(Data excerpts)
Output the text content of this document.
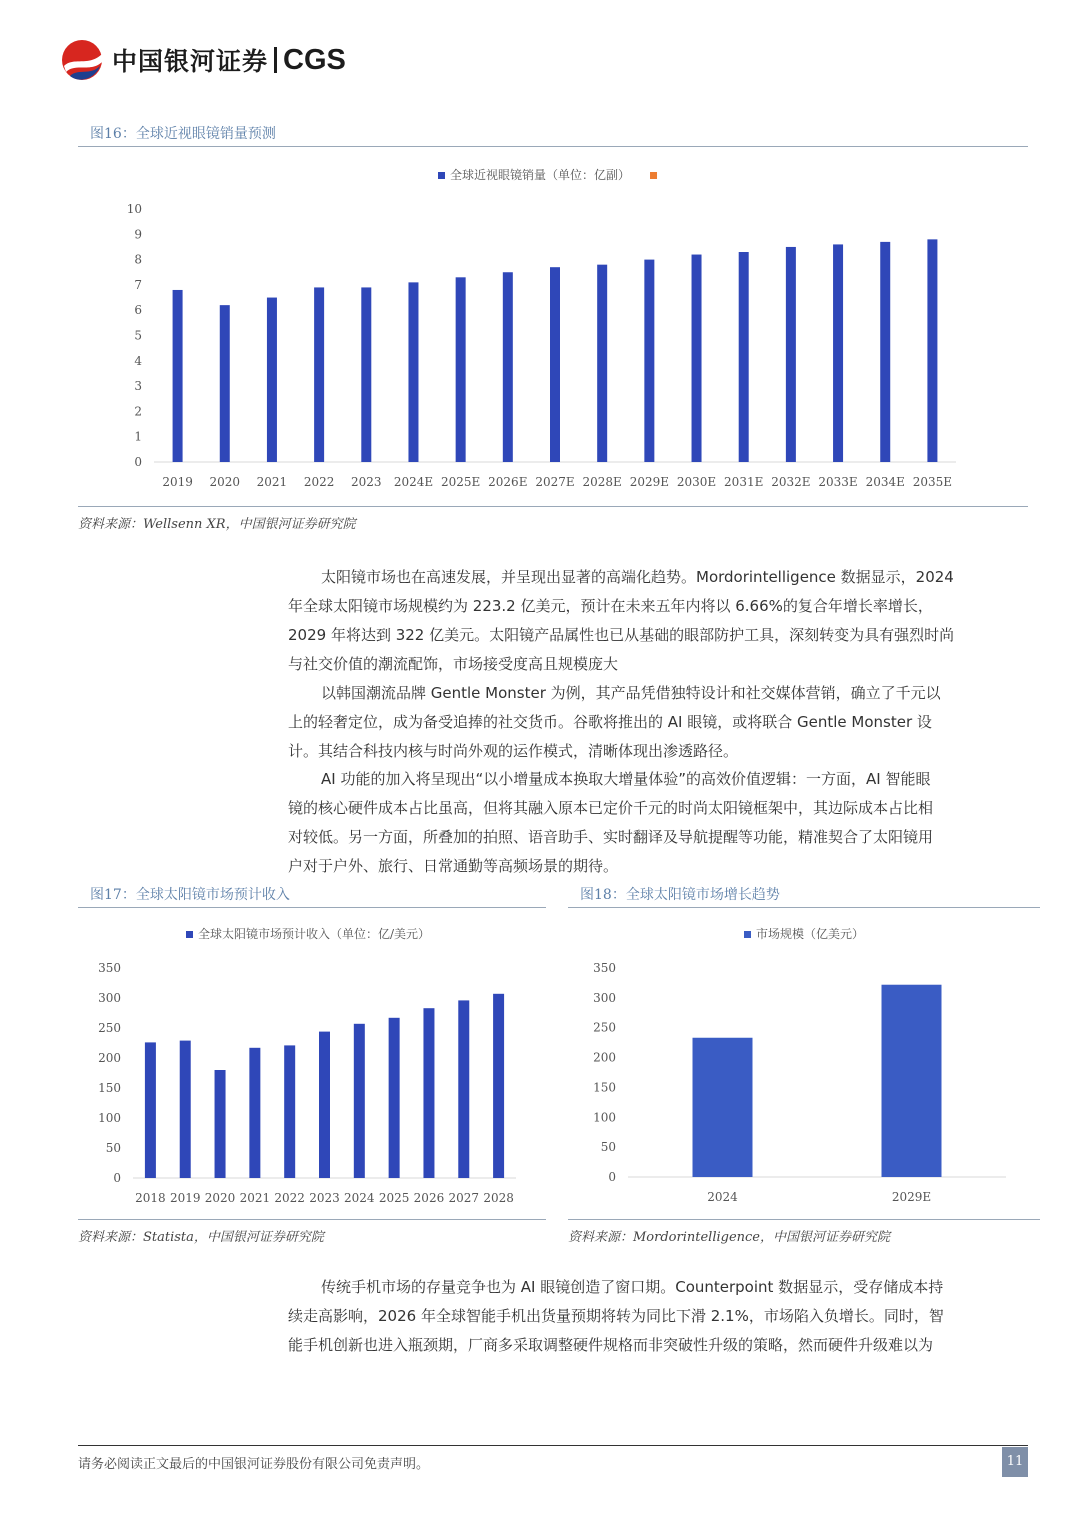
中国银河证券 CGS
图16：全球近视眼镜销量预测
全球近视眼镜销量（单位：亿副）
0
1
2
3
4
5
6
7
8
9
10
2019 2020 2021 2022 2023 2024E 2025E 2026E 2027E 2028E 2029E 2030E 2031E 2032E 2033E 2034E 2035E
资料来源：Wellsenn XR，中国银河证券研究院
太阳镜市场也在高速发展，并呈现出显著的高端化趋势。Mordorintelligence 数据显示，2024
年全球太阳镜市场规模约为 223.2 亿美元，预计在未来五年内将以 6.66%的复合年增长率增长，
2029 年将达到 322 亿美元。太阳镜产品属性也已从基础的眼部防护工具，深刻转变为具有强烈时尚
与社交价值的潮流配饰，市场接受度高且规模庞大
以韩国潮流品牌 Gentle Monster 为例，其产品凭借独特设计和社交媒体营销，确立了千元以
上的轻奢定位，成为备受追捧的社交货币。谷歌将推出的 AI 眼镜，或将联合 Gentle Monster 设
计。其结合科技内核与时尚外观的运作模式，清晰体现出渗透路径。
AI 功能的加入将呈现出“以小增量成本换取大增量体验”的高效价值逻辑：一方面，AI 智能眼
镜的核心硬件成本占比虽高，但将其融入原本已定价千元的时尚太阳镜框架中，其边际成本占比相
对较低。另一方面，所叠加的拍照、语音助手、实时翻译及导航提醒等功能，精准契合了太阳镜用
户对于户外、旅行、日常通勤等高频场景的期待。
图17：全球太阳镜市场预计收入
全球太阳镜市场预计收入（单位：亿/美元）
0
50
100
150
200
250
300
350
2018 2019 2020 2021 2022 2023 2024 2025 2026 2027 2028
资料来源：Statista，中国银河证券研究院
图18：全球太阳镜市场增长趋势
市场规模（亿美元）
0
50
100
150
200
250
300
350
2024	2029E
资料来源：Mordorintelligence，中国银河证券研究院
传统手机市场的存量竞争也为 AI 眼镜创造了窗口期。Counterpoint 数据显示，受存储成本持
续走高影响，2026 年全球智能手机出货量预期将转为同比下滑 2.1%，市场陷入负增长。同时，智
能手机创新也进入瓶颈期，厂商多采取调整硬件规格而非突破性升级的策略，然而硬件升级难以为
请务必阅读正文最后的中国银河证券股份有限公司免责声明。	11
...
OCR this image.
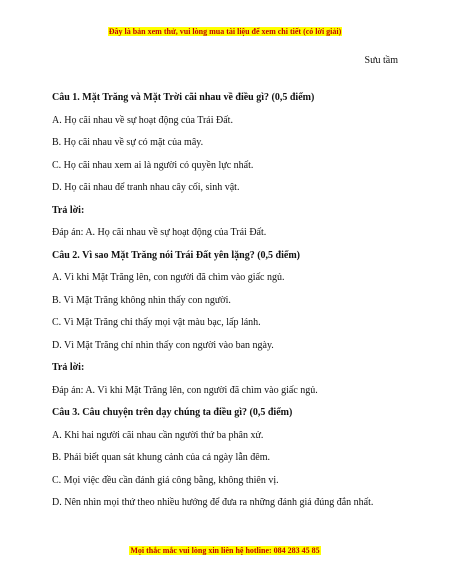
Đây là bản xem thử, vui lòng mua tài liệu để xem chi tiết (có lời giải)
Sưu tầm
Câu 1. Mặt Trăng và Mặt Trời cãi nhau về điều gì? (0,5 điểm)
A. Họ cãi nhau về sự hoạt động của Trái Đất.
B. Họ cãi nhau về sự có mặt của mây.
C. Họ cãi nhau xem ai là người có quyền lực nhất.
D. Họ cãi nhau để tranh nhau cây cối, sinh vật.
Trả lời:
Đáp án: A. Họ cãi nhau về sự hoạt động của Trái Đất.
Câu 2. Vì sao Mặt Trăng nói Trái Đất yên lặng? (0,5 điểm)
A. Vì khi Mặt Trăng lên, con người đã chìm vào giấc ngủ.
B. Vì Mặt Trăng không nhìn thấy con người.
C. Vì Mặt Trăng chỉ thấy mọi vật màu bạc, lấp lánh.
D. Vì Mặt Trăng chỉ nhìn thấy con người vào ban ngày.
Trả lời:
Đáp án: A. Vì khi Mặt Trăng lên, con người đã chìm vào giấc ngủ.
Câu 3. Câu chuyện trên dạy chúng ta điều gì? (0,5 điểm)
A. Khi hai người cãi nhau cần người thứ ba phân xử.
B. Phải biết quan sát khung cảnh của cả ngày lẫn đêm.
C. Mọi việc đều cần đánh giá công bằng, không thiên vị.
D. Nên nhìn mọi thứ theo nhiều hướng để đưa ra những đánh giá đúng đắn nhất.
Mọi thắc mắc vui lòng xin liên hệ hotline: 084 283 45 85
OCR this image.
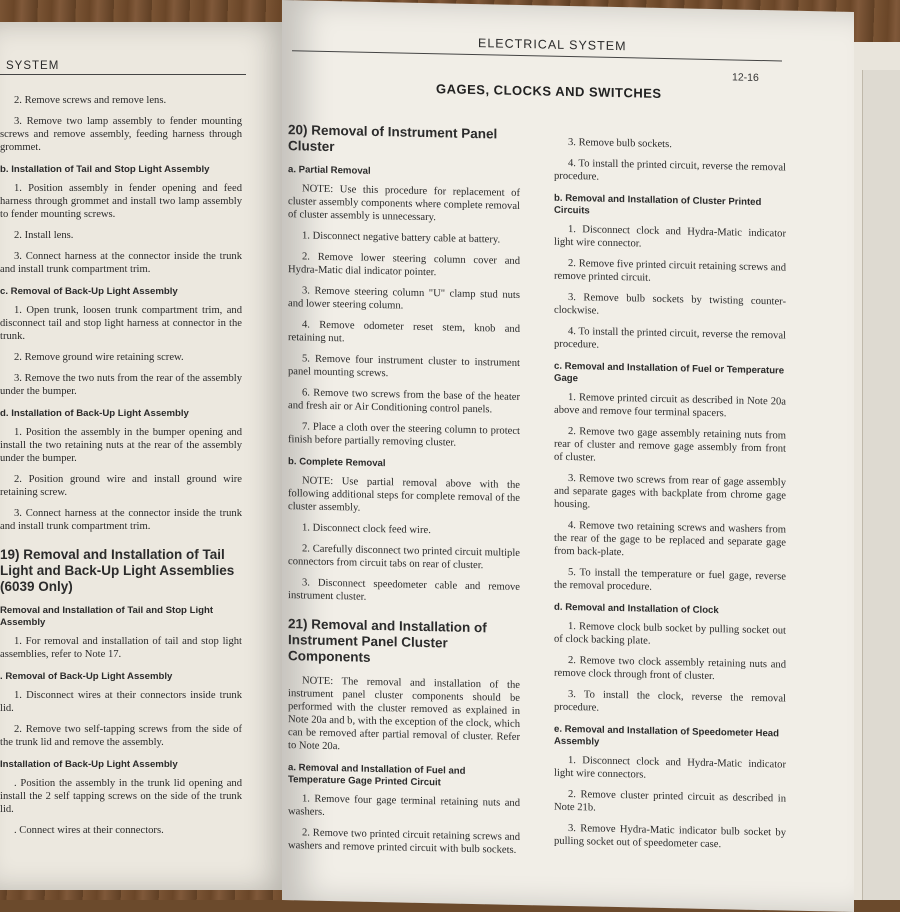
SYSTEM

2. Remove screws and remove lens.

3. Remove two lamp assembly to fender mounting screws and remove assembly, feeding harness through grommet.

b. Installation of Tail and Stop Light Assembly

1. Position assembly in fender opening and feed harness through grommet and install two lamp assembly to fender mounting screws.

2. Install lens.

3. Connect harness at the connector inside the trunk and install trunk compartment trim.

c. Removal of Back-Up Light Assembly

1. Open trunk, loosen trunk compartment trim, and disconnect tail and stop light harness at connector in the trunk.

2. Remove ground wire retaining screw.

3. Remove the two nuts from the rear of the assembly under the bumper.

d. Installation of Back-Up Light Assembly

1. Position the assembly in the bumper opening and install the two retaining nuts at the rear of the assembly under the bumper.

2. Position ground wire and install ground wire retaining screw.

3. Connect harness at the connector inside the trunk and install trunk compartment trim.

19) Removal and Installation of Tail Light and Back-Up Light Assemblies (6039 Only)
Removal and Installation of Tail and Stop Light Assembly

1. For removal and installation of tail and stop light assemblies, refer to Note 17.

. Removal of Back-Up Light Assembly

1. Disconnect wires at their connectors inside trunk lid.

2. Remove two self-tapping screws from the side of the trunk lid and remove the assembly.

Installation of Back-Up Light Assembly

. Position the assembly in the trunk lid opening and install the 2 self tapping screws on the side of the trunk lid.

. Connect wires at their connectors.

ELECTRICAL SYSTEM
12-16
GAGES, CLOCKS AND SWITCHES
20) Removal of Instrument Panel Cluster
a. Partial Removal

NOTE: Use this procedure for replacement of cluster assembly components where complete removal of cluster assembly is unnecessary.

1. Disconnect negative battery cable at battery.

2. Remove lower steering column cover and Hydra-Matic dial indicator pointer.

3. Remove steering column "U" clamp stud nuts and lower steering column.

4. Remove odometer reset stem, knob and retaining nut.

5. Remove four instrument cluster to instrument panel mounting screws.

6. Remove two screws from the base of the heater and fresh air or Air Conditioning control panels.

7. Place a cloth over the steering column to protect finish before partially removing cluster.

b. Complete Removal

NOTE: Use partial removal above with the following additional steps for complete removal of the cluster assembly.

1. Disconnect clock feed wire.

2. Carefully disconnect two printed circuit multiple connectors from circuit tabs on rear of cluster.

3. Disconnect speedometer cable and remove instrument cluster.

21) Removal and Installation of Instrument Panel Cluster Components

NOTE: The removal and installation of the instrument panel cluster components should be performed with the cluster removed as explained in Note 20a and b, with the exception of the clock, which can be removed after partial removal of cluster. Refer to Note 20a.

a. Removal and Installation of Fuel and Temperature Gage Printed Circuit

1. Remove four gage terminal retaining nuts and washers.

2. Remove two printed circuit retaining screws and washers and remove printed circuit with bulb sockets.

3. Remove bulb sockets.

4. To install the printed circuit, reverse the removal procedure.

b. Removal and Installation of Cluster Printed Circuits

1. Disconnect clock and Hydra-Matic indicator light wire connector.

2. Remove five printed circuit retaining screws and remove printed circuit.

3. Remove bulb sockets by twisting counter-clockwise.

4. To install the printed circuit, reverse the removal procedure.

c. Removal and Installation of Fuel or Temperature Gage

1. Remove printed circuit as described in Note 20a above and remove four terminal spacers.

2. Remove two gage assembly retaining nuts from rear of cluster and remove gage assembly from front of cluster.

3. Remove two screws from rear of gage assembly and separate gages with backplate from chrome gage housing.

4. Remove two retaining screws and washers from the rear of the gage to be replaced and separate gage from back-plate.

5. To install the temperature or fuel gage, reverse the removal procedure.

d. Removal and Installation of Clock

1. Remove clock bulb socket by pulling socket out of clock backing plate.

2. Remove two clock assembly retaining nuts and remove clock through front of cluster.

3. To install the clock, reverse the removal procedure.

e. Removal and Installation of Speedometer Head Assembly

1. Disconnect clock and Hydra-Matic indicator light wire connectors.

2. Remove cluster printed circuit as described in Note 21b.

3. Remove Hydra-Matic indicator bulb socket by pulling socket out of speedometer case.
--
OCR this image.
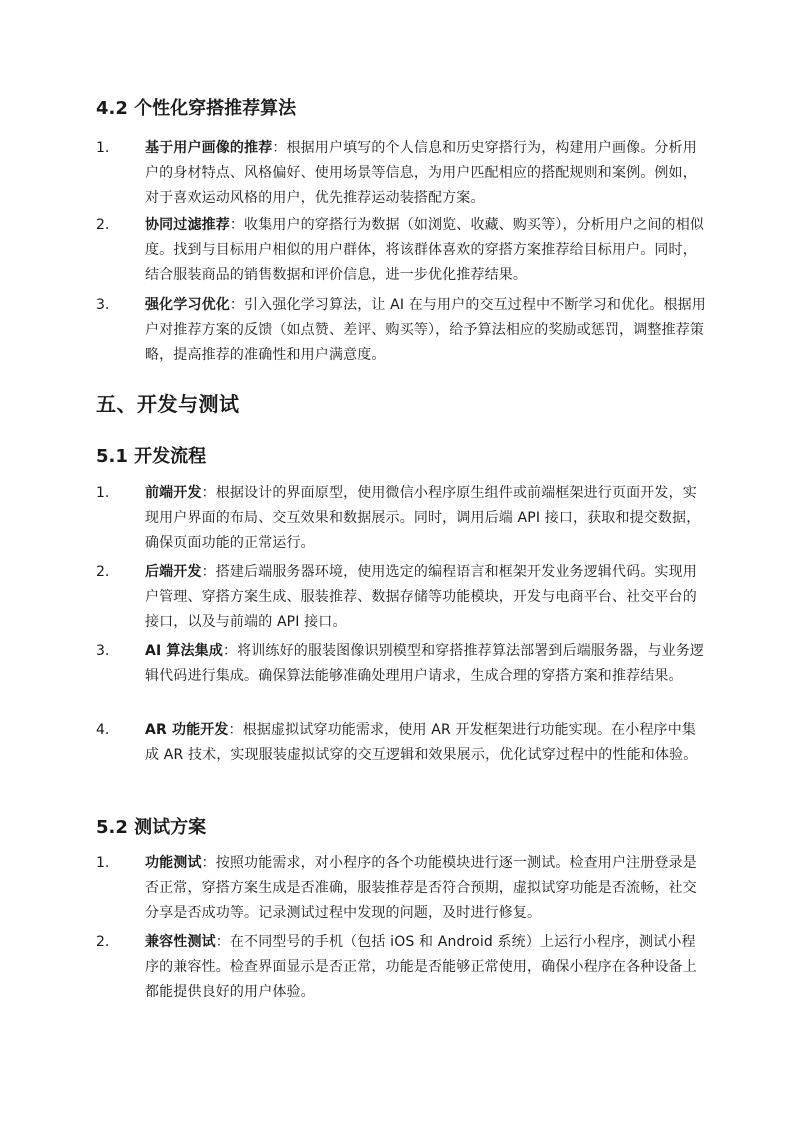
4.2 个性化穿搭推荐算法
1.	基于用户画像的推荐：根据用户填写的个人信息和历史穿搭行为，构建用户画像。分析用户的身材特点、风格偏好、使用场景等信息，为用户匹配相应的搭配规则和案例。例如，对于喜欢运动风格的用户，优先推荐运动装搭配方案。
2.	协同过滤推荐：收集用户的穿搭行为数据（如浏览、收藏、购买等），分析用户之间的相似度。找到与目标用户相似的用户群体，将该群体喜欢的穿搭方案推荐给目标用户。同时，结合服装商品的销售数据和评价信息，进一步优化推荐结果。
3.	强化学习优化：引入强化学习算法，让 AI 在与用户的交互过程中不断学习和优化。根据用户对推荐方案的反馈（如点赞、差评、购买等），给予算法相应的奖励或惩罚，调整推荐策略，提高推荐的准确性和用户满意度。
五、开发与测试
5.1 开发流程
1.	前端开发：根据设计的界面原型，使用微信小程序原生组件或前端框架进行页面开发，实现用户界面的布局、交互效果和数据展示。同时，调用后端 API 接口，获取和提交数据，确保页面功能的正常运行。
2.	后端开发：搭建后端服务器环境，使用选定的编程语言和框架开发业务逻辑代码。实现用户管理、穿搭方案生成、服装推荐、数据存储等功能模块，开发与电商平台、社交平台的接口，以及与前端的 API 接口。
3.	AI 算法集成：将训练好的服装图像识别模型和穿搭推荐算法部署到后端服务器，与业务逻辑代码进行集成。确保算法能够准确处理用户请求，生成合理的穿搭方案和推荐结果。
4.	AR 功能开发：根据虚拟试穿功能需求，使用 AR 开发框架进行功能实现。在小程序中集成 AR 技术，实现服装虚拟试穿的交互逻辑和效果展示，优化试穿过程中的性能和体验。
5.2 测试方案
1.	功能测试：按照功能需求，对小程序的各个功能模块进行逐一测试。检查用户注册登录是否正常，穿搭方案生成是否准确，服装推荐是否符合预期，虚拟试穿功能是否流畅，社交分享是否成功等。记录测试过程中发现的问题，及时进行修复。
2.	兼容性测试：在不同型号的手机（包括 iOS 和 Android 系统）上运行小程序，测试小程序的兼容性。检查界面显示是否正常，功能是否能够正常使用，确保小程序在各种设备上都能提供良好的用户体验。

Prompt
Using the records above, find and show each line with the string "retaining".

Solved problem
2. Remove ground wire retaining screw.
1. Position the assembly in the bumper opening and install the two retaining nuts at the rear of the assembly under the bumper.
2. Position ground wire and install ground wire retaining screw.
4. Remove odometer reset stem, knob and retaining nut.
1. Remove four gage terminal retaining nuts and washers.
2. Remove two printed circuit retaining screws and washers and remove printed circuit with bulb sockets.
2. Remove five printed circuit retaining screws and remove printed circuit.
2. Remove two gage assembly retaining nuts from rear of cluster and remove gage assembly from front of cluster.
4. Remove two retaining screws and washers from the rear of the gage to be replaced and separate gage from back-plate.
2. Remove two clock assembly retaining nuts and remove clock through front of cluster.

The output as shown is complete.